=== Exercise requirements ===
Are you able to retype all the records below exactly?

* START Listing *

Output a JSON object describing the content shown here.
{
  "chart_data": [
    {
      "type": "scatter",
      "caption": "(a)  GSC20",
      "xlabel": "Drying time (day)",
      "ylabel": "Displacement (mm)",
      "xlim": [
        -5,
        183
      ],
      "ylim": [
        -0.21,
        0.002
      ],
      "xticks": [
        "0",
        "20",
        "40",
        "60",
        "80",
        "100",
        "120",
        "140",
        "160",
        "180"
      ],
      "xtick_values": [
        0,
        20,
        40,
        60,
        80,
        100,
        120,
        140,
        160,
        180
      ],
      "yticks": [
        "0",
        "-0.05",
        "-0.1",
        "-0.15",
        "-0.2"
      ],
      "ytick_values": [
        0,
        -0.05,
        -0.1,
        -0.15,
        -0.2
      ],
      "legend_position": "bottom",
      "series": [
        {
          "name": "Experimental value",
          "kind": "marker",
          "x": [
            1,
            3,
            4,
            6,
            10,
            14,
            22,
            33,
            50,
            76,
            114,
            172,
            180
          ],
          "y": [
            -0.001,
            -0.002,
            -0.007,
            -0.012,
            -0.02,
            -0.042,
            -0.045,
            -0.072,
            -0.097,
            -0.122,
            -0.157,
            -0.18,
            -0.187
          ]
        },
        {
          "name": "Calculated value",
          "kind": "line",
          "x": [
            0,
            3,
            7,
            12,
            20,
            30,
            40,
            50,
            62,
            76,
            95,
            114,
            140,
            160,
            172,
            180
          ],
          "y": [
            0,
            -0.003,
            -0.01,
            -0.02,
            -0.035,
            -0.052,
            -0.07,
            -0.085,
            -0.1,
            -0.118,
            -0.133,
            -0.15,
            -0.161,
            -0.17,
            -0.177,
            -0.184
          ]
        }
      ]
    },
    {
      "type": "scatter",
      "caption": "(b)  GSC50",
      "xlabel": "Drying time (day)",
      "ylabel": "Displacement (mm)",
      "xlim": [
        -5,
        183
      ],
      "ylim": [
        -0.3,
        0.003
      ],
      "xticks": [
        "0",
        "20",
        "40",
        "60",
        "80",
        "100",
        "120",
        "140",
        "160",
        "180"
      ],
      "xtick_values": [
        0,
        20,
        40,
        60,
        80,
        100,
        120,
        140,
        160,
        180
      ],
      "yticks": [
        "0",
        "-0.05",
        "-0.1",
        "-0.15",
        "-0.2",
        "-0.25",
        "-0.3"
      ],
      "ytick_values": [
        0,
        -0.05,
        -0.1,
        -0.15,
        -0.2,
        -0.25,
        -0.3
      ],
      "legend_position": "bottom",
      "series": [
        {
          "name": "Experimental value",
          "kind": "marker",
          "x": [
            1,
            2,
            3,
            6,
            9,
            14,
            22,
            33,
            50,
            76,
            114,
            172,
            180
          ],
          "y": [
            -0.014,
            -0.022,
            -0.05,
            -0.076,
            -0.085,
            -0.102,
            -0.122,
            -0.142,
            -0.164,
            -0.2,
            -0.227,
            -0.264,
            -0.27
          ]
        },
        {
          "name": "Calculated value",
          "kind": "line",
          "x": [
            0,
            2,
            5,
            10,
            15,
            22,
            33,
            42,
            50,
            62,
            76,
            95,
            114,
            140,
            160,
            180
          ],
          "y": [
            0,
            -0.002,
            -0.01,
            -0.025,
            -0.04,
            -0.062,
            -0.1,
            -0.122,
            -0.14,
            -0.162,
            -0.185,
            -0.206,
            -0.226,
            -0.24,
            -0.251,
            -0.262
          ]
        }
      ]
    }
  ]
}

* END Listing *

=== Answer to this task ===
Output a JSON object describing the content shown here.
{
  "chart_data": [
    {
      "type": "scatter",
      "caption": "(a)  GSC20",
      "xlabel": "Drying time (day)",
      "ylabel": "Displacement (mm)",
      "xlim": [
        -5,
        183
      ],
      "ylim": [
        -0.21,
        0.002
      ],
      "xticks": [
        "0",
        "20",
        "40",
        "60",
        "80",
        "100",
        "120",
        "140",
        "160",
        "180"
      ],
      "xtick_values": [
        0,
        20,
        40,
        60,
        80,
        100,
        120,
        140,
        160,
        180
      ],
      "yticks": [
        "0",
        "-0.05",
        "-0.1",
        "-0.15",
        "-0.2"
      ],
      "ytick_values": [
        0,
        -0.05,
        -0.1,
        -0.15,
        -0.2
      ],
      "legend_position": "bottom",
      "series": [
        {
          "name": "Experimental value",
          "kind": "marker",
          "x": [
            1,
            3,
            4,
            6,
            10,
            14,
            22,
            33,
            50,
            76,
            114,
            172,
            180
          ],
          "y": [
            -0.001,
            -0.002,
            -0.007,
            -0.012,
            -0.02,
            -0.042,
            -0.045,
            -0.072,
            -0.097,
            -0.122,
            -0.157,
            -0.18,
            -0.187
          ]
        },
        {
          "name": "Calculated value",
          "kind": "line",
          "x": [
            0,
            3,
            7,
            12,
            20,
            30,
            40,
            50,
            62,
            76,
            95,
            114,
            140,
            160,
            172,
            180
          ],
          "y": [
            0,
            -0.003,
            -0.01,
            -0.02,
            -0.035,
            -0.052,
            -0.07,
            -0.085,
            -0.1,
            -0.118,
            -0.133,
            -0.15,
            -0.161,
            -0.17,
            -0.177,
            -0.184
          ]
        }
      ]
    },
    {
      "type": "scatter",
      "caption": "(b)  GSC50",
      "xlabel": "Drying time (day)",
      "ylabel": "Displacement (mm)",
      "xlim": [
        -5,
        183
      ],
      "ylim": [
        -0.3,
        0.003
      ],
      "xticks": [
        "0",
        "20",
        "40",
        "60",
        "80",
        "100",
        "120",
        "140",
        "160",
        "180"
      ],
      "xtick_values": [
        0,
        20,
        40,
        60,
        80,
        100,
        120,
        140,
        160,
        180
      ],
      "yticks": [
        "0",
        "-0.05",
        "-0.1",
        "-0.15",
        "-0.2",
        "-0.25",
        "-0.3"
      ],
      "ytick_values": [
        0,
        -0.05,
        -0.1,
        -0.15,
        -0.2,
        -0.25,
        -0.3
      ],
      "legend_position": "bottom",
      "series": [
        {
          "name": "Experimental value",
          "kind": "marker",
          "x": [
            1,
            2,
            3,
            6,
            9,
            14,
            22,
            33,
            50,
            76,
            114,
            172,
            180
          ],
          "y": [
            -0.014,
            -0.022,
            -0.05,
            -0.076,
            -0.085,
            -0.102,
            -0.122,
            -0.142,
            -0.164,
            -0.2,
            -0.227,
            -0.264,
            -0.27
          ]
        },
        {
          "name": "Calculated value",
          "kind": "line",
          "x": [
            0,
            2,
            5,
            10,
            15,
            22,
            33,
            42,
            50,
            62,
            76,
            95,
            114,
            140,
            160,
            180
          ],
          "y": [
            0,
            -0.002,
            -0.01,
            -0.025,
            -0.04,
            -0.062,
            -0.1,
            -0.122,
            -0.14,
            -0.162,
            -0.185,
            -0.206,
            -0.226,
            -0.24,
            -0.251,
            -0.262
          ]
        }
      ]
    }
  ]
}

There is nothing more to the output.